== Entries supplied

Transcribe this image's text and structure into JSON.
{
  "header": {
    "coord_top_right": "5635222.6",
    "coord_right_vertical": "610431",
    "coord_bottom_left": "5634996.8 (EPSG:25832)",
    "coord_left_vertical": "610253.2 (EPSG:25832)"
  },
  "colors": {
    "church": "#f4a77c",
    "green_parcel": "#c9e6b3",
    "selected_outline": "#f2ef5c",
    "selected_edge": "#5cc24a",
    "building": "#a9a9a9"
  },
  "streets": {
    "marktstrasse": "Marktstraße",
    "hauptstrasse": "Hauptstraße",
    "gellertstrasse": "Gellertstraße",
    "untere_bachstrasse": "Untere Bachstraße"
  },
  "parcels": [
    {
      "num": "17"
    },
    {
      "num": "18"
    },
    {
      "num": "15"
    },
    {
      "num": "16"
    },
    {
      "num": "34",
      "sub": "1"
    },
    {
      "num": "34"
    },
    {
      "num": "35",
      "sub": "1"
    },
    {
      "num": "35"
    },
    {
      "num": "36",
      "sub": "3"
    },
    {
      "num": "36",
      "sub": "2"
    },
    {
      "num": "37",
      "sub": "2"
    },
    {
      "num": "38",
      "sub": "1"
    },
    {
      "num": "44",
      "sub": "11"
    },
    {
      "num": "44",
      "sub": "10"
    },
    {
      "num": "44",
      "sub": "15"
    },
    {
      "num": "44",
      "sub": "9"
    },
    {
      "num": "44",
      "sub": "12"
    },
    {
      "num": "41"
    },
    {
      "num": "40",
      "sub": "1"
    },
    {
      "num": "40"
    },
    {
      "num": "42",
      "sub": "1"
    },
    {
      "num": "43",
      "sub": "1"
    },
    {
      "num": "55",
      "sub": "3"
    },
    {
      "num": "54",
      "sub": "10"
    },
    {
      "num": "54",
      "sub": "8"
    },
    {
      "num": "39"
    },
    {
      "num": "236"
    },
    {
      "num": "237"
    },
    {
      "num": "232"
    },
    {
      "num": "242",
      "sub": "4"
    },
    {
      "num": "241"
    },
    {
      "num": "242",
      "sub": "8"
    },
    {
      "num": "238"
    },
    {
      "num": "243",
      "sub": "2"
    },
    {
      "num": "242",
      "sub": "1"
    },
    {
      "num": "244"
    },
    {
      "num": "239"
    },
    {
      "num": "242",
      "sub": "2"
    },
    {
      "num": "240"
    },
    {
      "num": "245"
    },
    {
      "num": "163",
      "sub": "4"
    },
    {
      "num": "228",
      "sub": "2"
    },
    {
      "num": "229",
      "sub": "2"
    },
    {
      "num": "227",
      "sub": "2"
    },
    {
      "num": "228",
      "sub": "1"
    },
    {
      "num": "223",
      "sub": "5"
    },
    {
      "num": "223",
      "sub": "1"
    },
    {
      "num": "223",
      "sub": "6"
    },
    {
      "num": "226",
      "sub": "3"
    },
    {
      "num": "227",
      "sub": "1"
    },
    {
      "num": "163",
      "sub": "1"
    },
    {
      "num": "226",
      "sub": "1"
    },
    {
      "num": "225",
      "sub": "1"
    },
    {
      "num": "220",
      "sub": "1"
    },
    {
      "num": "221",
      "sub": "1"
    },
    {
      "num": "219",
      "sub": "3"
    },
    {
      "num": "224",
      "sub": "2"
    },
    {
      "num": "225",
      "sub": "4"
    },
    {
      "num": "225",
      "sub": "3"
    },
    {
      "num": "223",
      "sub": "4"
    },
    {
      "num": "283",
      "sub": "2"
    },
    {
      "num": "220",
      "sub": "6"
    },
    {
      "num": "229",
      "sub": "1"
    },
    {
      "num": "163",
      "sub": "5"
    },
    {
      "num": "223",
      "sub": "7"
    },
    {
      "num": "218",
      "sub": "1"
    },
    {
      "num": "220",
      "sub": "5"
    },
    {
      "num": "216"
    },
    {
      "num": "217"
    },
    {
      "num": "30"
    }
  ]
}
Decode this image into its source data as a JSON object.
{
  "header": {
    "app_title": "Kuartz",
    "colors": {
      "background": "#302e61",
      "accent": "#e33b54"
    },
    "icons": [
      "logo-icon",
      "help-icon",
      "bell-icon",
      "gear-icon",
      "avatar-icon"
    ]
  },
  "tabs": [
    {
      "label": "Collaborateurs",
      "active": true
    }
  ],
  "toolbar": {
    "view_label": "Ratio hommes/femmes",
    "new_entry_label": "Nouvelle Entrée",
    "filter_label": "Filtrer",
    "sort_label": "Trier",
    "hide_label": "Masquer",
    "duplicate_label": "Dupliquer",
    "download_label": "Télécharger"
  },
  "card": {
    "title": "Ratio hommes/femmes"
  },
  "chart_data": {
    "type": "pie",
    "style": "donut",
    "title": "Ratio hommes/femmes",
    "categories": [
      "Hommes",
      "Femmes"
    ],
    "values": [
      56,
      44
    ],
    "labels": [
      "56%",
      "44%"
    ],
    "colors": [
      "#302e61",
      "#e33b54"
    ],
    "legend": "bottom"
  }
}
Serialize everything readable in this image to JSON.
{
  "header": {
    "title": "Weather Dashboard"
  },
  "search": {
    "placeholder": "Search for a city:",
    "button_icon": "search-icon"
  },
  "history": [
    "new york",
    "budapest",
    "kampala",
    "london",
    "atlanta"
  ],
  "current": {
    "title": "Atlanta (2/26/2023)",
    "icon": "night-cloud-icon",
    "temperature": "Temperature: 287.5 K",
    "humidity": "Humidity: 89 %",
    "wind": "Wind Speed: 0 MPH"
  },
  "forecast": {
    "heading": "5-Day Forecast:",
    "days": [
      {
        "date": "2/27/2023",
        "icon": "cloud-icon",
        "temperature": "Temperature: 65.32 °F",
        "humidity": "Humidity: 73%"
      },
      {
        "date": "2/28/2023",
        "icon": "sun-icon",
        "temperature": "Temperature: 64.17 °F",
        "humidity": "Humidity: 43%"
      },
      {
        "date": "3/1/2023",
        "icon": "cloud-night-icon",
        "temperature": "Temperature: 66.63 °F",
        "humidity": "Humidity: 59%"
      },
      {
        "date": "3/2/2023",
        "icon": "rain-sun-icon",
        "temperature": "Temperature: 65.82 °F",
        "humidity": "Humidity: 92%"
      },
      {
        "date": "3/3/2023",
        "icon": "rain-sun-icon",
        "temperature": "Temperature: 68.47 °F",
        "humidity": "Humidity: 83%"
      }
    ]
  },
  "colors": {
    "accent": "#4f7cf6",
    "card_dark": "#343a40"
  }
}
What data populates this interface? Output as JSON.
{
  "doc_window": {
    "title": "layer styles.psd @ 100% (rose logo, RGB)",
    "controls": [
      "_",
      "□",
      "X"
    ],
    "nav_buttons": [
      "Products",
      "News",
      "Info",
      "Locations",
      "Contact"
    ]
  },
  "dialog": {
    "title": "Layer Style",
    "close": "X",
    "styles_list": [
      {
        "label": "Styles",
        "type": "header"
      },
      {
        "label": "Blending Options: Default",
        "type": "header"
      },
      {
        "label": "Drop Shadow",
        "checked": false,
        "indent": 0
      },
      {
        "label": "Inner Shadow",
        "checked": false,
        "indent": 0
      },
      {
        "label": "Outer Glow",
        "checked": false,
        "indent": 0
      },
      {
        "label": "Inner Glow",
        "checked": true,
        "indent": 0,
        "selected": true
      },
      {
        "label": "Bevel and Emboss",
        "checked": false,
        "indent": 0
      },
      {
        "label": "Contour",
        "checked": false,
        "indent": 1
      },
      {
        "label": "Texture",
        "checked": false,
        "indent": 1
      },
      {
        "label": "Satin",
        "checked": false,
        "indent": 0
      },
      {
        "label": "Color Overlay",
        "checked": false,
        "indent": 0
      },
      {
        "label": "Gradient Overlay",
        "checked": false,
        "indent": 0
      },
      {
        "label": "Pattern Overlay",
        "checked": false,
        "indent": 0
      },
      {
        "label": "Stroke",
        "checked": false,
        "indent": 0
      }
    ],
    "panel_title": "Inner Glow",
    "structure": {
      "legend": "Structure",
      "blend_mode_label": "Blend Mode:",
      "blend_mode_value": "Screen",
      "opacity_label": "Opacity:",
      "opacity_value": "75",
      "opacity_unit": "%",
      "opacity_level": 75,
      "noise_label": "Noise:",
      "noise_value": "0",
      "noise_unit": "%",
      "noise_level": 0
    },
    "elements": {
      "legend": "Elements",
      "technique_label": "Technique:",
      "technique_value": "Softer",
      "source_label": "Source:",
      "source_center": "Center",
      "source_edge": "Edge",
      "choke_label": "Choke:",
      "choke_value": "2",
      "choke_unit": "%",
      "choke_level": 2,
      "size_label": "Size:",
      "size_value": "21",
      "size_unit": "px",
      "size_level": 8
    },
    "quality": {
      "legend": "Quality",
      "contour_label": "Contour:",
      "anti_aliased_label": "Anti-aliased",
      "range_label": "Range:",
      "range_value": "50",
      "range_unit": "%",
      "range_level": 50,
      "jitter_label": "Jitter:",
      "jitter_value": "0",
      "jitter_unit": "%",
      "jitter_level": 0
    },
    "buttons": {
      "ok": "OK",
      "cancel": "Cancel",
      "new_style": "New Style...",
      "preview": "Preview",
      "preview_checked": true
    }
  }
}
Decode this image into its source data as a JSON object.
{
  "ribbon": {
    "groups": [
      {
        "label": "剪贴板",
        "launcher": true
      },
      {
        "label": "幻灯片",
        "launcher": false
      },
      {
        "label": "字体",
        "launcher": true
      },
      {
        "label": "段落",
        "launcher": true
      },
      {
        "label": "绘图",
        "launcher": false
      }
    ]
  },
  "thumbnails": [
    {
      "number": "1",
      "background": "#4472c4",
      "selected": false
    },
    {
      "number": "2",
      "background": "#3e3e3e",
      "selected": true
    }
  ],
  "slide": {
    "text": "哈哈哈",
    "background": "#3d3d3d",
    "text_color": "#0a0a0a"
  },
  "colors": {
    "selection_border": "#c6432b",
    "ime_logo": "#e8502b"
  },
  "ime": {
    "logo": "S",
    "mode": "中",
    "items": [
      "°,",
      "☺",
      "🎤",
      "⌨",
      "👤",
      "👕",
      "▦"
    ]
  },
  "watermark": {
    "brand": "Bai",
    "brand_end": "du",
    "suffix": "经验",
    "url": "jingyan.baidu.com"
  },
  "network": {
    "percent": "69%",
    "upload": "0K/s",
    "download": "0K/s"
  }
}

====

**Task prompt**: The records are above. How many lines in them contain the word "Humidity"? Give the number alone.

**Answer to this exercise**: 6